# [Short task]
Your answer should be a single number: the count of lines that hold the word "semesters".

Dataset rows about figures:
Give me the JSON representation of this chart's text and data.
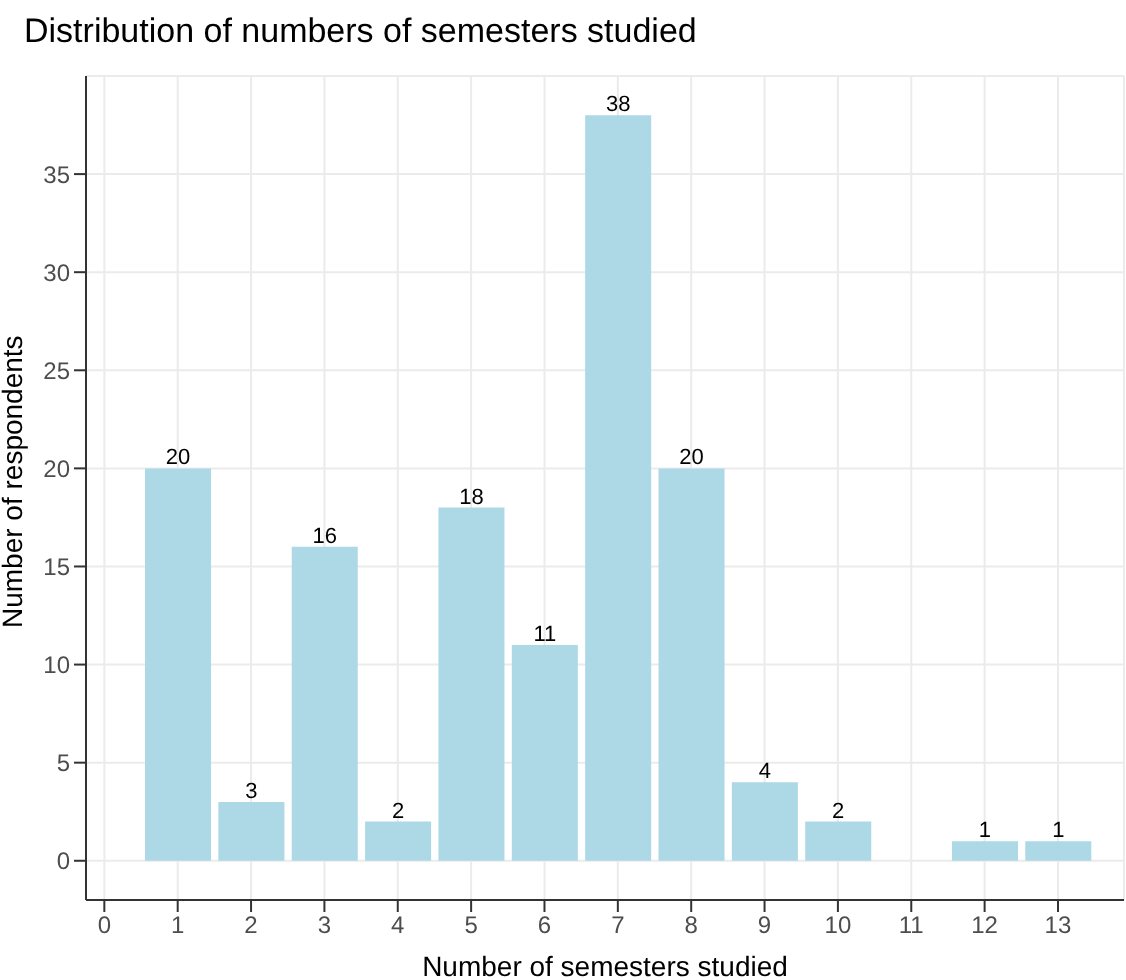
{
  "chart_data": {
    "type": "bar",
    "title": "Distribution of numbers of semesters studied",
    "xlabel": "Number of semesters studied",
    "ylabel": "Number of respondents",
    "x": [
      1,
      2,
      3,
      4,
      5,
      6,
      7,
      8,
      9,
      10,
      12,
      13
    ],
    "values": [
      20,
      3,
      16,
      2,
      18,
      11,
      38,
      20,
      4,
      2,
      1,
      1
    ],
    "color": "#add8e6",
    "xlim": [
      -0.25,
      13.9
    ],
    "xticks": [
      0,
      1,
      2,
      3,
      4,
      5,
      6,
      7,
      8,
      9,
      10,
      11,
      12,
      13
    ],
    "ylim": [
      -2,
      40
    ],
    "yticks": [
      0,
      5,
      10,
      15,
      20,
      25,
      30,
      35
    ],
    "grid": true,
    "data_labels": true
  }
}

# [Completed exercise]
2